[[ Data records, beginning ]]

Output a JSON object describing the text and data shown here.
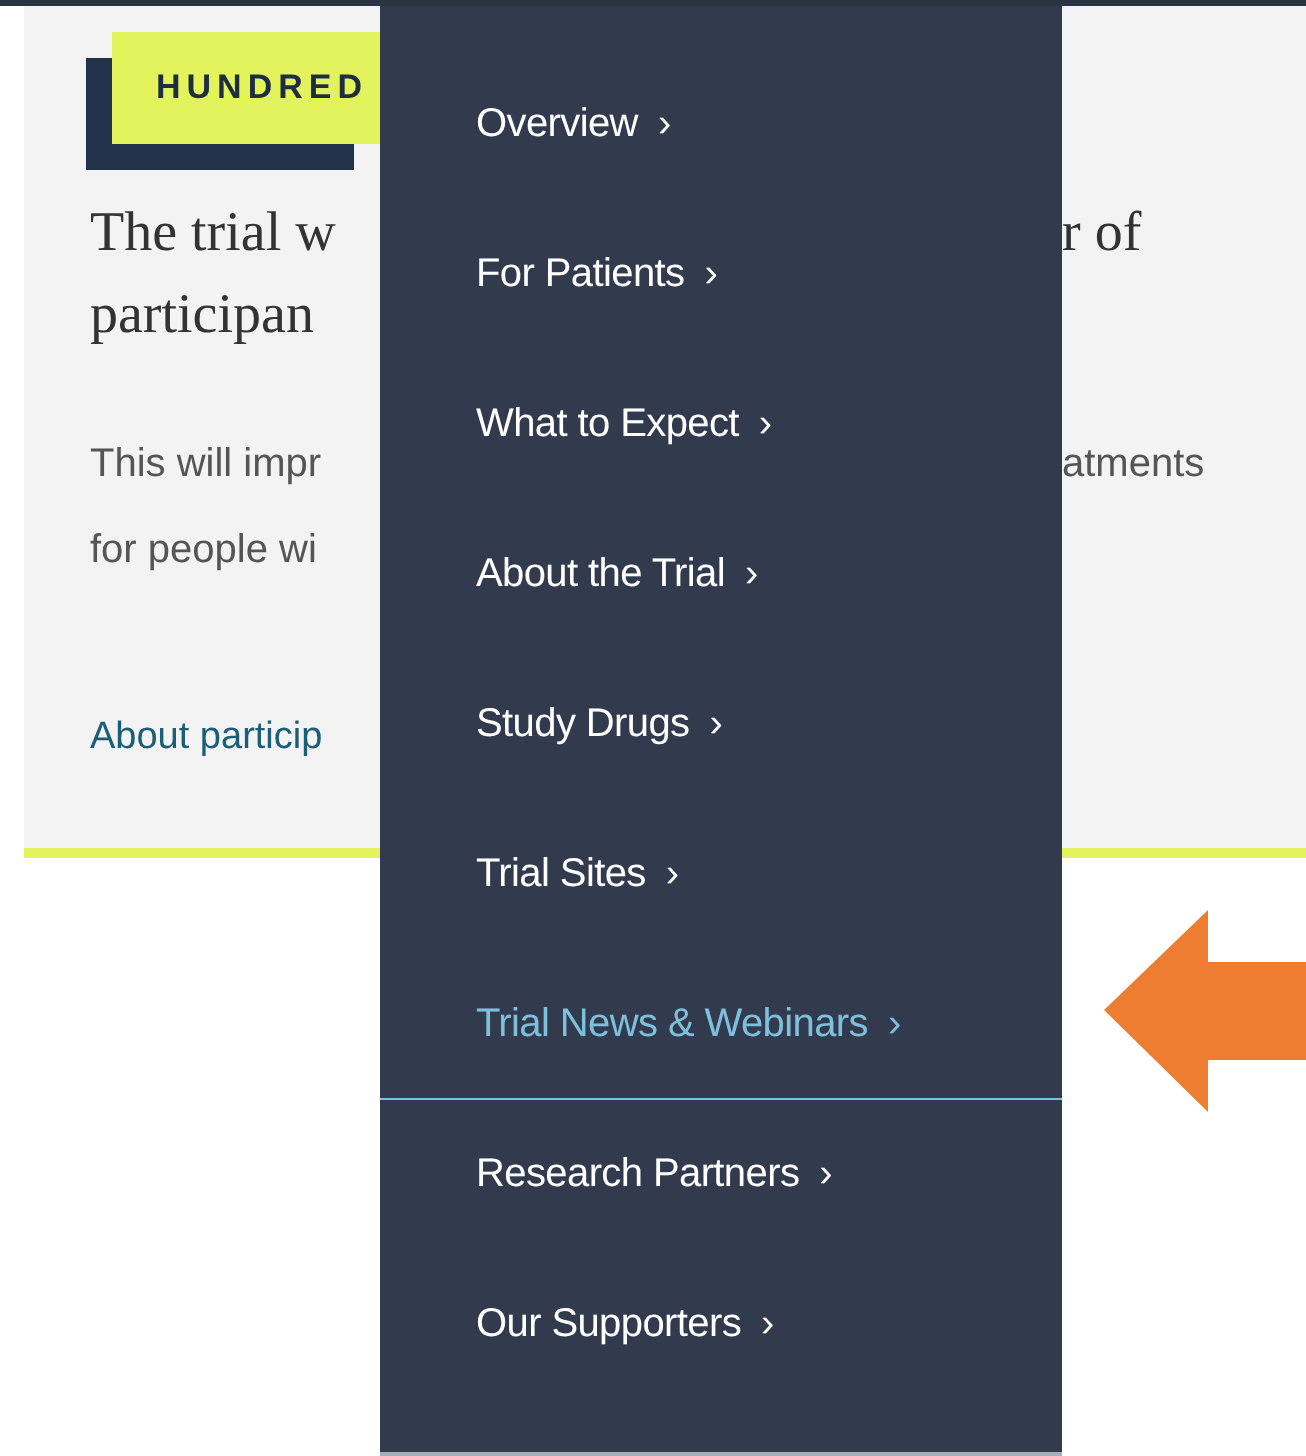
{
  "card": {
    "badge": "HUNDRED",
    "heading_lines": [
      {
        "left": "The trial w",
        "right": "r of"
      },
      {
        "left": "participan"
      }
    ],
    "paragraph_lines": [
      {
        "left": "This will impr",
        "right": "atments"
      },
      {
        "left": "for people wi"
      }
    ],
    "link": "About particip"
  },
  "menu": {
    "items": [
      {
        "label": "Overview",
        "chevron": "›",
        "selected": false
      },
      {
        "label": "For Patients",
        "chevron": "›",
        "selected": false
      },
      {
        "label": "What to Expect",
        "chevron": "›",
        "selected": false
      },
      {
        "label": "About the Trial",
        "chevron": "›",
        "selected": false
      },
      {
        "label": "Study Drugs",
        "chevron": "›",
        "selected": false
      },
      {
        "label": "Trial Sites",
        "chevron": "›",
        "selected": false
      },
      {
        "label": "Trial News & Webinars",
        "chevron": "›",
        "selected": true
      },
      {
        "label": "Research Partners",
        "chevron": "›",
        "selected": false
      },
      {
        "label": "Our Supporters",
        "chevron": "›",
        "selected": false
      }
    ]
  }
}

[[ Data records, end ]]

[Problem] Although the records contain pictures, return only their text, exactly as written.

[Written solution]
Output a JSON object describing the text and data shown here.
{
  "card": {
    "badge": "HUNDRED",
    "heading_lines": [
      {
        "left": "The trial w",
        "right": "r of"
      },
      {
        "left": "participan"
      }
    ],
    "paragraph_lines": [
      {
        "left": "This will impr",
        "right": "atments"
      },
      {
        "left": "for people wi"
      }
    ],
    "link": "About particip"
  },
  "menu": {
    "items": [
      {
        "label": "Overview",
        "chevron": "›",
        "selected": false
      },
      {
        "label": "For Patients",
        "chevron": "›",
        "selected": false
      },
      {
        "label": "What to Expect",
        "chevron": "›",
        "selected": false
      },
      {
        "label": "About the Trial",
        "chevron": "›",
        "selected": false
      },
      {
        "label": "Study Drugs",
        "chevron": "›",
        "selected": false
      },
      {
        "label": "Trial Sites",
        "chevron": "›",
        "selected": false
      },
      {
        "label": "Trial News & Webinars",
        "chevron": "›",
        "selected": true
      },
      {
        "label": "Research Partners",
        "chevron": "›",
        "selected": false
      },
      {
        "label": "Our Supporters",
        "chevron": "›",
        "selected": false
      }
    ]
  }
}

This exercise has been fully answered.